# [Task statement]
The reply must consist of one number: how many lines of the data include the word "时收集荧光信号".

+ + + +

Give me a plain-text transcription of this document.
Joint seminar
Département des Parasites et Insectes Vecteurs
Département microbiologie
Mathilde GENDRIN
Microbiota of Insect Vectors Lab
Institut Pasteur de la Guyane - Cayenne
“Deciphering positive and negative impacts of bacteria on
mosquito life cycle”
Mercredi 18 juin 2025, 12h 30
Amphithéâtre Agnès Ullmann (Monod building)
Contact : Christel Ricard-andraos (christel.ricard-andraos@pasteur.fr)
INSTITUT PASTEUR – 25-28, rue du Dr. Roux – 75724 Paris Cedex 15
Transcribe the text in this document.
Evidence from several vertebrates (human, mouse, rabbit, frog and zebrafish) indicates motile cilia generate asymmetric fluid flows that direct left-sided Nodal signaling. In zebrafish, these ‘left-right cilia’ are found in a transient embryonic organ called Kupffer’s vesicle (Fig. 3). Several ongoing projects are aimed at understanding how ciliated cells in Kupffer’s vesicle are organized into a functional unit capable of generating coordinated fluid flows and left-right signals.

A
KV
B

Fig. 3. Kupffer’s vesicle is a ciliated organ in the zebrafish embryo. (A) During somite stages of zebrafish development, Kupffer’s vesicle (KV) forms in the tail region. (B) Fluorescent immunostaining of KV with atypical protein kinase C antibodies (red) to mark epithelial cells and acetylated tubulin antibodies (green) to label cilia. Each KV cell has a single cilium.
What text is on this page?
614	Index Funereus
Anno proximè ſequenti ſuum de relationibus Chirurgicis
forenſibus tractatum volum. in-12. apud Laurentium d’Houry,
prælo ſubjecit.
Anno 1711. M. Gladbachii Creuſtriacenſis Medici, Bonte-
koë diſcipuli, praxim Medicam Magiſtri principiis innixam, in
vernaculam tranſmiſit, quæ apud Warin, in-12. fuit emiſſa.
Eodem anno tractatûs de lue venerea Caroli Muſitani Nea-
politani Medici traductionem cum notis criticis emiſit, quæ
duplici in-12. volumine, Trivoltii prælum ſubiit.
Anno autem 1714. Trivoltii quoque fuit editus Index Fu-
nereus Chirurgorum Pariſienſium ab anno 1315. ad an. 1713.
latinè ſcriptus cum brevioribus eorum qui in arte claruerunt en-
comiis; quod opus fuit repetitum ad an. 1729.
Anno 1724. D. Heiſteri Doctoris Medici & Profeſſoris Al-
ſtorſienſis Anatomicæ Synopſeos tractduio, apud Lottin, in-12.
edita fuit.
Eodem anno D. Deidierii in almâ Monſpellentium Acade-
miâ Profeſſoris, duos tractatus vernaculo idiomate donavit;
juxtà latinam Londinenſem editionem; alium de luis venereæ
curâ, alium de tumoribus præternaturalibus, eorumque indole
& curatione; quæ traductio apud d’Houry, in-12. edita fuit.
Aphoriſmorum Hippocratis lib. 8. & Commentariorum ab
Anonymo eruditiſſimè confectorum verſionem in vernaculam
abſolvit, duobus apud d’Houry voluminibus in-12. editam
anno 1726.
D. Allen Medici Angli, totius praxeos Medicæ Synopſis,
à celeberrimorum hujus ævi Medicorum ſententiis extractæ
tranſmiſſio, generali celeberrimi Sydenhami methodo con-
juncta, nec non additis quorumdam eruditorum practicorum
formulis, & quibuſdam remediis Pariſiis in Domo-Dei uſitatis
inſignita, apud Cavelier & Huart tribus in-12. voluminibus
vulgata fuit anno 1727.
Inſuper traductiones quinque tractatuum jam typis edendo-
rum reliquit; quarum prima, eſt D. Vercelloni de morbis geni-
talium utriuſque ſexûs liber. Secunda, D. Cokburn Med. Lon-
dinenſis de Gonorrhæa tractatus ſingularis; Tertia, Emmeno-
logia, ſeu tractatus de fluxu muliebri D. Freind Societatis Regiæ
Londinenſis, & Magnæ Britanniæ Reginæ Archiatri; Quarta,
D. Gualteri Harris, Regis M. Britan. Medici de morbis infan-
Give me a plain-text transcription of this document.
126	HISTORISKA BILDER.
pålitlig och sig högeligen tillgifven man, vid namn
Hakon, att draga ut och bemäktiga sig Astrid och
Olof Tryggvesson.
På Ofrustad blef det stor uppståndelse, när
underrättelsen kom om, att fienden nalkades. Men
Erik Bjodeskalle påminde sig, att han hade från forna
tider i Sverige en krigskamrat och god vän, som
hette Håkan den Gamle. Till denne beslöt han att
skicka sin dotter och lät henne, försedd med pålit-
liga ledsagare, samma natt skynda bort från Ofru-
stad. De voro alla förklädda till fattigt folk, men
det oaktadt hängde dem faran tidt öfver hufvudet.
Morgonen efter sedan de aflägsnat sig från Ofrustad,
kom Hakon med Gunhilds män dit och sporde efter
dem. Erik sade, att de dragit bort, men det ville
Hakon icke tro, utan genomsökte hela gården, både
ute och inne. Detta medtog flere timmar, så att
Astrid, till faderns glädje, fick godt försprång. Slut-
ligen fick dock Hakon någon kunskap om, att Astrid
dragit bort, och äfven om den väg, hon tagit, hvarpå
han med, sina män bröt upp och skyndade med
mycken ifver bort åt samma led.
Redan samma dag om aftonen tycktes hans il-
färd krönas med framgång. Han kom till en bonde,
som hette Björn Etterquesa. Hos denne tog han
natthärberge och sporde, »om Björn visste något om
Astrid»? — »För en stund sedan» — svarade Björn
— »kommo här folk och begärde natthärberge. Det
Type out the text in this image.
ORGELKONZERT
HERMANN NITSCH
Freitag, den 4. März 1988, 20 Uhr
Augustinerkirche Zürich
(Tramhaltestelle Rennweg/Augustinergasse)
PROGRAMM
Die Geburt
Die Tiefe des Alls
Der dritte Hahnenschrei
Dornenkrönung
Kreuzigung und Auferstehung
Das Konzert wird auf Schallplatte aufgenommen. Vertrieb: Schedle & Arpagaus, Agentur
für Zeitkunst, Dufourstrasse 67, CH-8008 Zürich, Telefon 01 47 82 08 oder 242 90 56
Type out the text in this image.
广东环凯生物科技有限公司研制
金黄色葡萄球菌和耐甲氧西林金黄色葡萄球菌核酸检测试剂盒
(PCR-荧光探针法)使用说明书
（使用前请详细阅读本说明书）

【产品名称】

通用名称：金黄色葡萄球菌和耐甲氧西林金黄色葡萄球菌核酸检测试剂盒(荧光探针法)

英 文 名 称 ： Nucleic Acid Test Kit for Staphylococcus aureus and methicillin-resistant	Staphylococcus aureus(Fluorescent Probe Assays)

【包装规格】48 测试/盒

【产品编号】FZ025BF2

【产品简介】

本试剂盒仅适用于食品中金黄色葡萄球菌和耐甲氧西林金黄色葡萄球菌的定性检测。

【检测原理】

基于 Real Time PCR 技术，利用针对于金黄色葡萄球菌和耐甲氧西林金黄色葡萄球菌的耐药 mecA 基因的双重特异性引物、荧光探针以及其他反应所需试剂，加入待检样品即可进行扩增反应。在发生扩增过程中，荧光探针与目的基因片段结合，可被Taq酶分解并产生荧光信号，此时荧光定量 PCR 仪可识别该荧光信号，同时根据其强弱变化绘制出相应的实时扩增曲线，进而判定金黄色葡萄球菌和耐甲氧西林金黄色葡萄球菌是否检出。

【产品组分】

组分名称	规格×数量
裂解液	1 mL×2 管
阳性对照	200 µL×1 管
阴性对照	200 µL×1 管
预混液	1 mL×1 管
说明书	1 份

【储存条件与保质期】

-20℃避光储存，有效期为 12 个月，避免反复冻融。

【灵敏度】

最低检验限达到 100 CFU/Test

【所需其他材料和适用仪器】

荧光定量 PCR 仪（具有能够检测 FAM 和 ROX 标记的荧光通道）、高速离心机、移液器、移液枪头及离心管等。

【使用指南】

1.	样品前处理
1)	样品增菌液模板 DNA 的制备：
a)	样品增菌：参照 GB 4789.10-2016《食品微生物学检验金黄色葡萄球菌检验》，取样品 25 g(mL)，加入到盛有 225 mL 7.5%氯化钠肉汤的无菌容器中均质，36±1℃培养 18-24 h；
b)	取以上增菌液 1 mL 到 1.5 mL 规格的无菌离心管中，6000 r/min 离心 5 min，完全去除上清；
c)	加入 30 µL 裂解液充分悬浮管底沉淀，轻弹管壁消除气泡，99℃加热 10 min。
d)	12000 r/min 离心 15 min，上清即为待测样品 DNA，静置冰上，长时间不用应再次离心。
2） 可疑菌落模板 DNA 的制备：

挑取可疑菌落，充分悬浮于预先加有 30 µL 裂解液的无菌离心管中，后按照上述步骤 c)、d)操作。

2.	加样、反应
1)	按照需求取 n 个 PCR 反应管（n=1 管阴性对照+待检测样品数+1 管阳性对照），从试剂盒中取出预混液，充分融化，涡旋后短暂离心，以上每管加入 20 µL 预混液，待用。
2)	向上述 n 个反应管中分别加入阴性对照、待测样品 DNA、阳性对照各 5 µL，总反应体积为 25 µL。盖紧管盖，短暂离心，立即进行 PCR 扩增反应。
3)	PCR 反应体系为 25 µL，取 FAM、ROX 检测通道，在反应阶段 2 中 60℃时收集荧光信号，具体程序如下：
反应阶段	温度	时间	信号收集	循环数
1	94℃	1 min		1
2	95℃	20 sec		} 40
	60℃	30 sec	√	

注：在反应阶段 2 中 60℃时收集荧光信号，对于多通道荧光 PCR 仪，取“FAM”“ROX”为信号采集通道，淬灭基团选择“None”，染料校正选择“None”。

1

+ + + +

# [Reply]
2